▶ _EXERCISE BRIEF_: Repeat every record below exactly, leaving out the pictures.

▶ _Dataset items_:
-- Begin --
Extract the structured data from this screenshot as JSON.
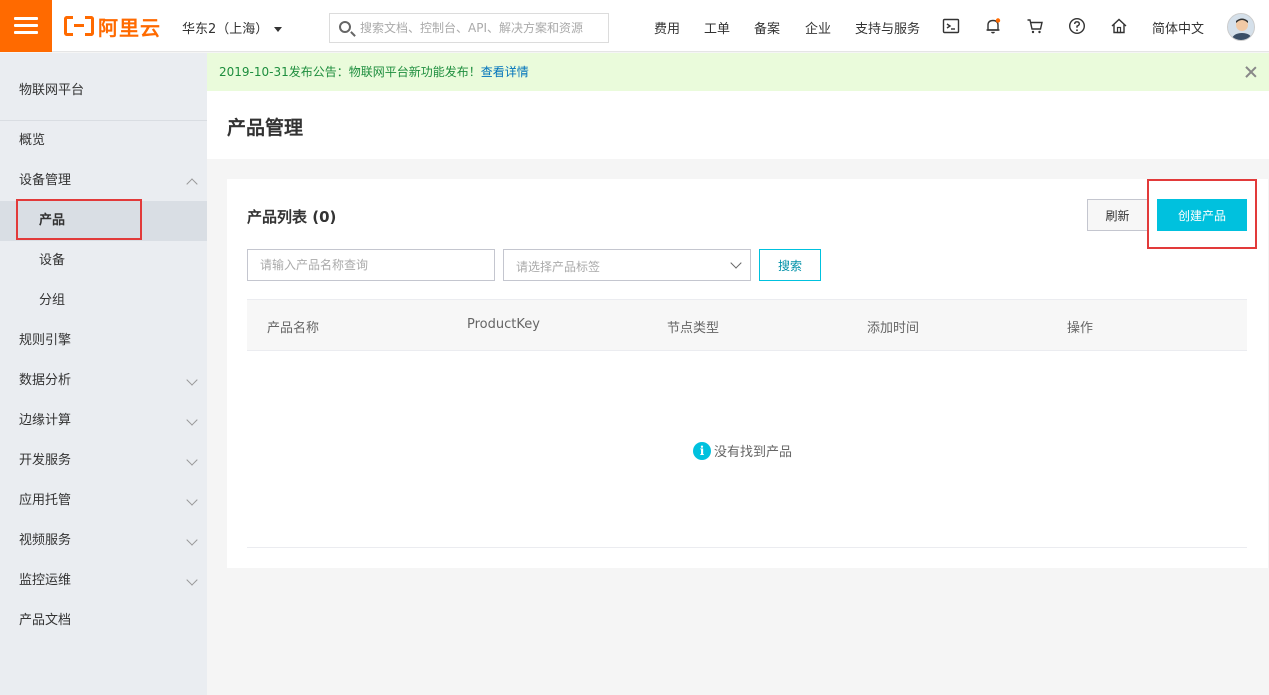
{
  "topbar": {
    "logo_text": "阿里云",
    "region": "华东2（上海）",
    "search_placeholder": "搜索文档、控制台、API、解决方案和资源",
    "links": [
      "费用",
      "工单",
      "备案",
      "企业",
      "支持与服务"
    ],
    "language": "简体中文",
    "notification_dot_color": "#ff6a00"
  },
  "sidebar": {
    "title": "物联网平台",
    "items": [
      {
        "label": "概览"
      },
      {
        "label": "设备管理"
      },
      {
        "label": "产品"
      },
      {
        "label": "设备"
      },
      {
        "label": "分组"
      },
      {
        "label": "规则引擎"
      },
      {
        "label": "数据分析"
      },
      {
        "label": "边缘计算"
      },
      {
        "label": "开发服务"
      },
      {
        "label": "应用托管"
      },
      {
        "label": "视频服务"
      },
      {
        "label": "监控运维"
      },
      {
        "label": "产品文档"
      }
    ]
  },
  "notice": {
    "text": "2019-10-31发布公告：物联网平台新功能发布！",
    "link": "查看详情"
  },
  "page": {
    "title": "产品管理"
  },
  "product_list": {
    "title": "产品列表 (0)",
    "refresh_label": "刷新",
    "create_label": "创建产品",
    "name_placeholder": "请输入产品名称查询",
    "tag_placeholder": "请选择产品标签",
    "search_label": "搜索",
    "columns": [
      "产品名称",
      "ProductKey",
      "节点类型",
      "添加时间",
      "操作"
    ],
    "empty_text": "没有找到产品"
  },
  "colors": {
    "brand": "#ff6a00",
    "primary": "#00c1de",
    "highlight": "#e23a3a"
  }
}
-- End --
▶ _EXERCISE RESPONSE_:
Extract the structured data from this screenshot as JSON.
{
  "topbar": {
    "logo_text": "阿里云",
    "region": "华东2（上海）",
    "search_placeholder": "搜索文档、控制台、API、解决方案和资源",
    "links": [
      "费用",
      "工单",
      "备案",
      "企业",
      "支持与服务"
    ],
    "language": "简体中文",
    "notification_dot_color": "#ff6a00"
  },
  "sidebar": {
    "title": "物联网平台",
    "items": [
      {
        "label": "概览"
      },
      {
        "label": "设备管理"
      },
      {
        "label": "产品"
      },
      {
        "label": "设备"
      },
      {
        "label": "分组"
      },
      {
        "label": "规则引擎"
      },
      {
        "label": "数据分析"
      },
      {
        "label": "边缘计算"
      },
      {
        "label": "开发服务"
      },
      {
        "label": "应用托管"
      },
      {
        "label": "视频服务"
      },
      {
        "label": "监控运维"
      },
      {
        "label": "产品文档"
      }
    ]
  },
  "notice": {
    "text": "2019-10-31发布公告：物联网平台新功能发布！",
    "link": "查看详情"
  },
  "page": {
    "title": "产品管理"
  },
  "product_list": {
    "title": "产品列表 (0)",
    "refresh_label": "刷新",
    "create_label": "创建产品",
    "name_placeholder": "请输入产品名称查询",
    "tag_placeholder": "请选择产品标签",
    "search_label": "搜索",
    "columns": [
      "产品名称",
      "ProductKey",
      "节点类型",
      "添加时间",
      "操作"
    ],
    "empty_text": "没有找到产品"
  },
  "colors": {
    "brand": "#ff6a00",
    "primary": "#00c1de",
    "highlight": "#e23a3a"
  }
}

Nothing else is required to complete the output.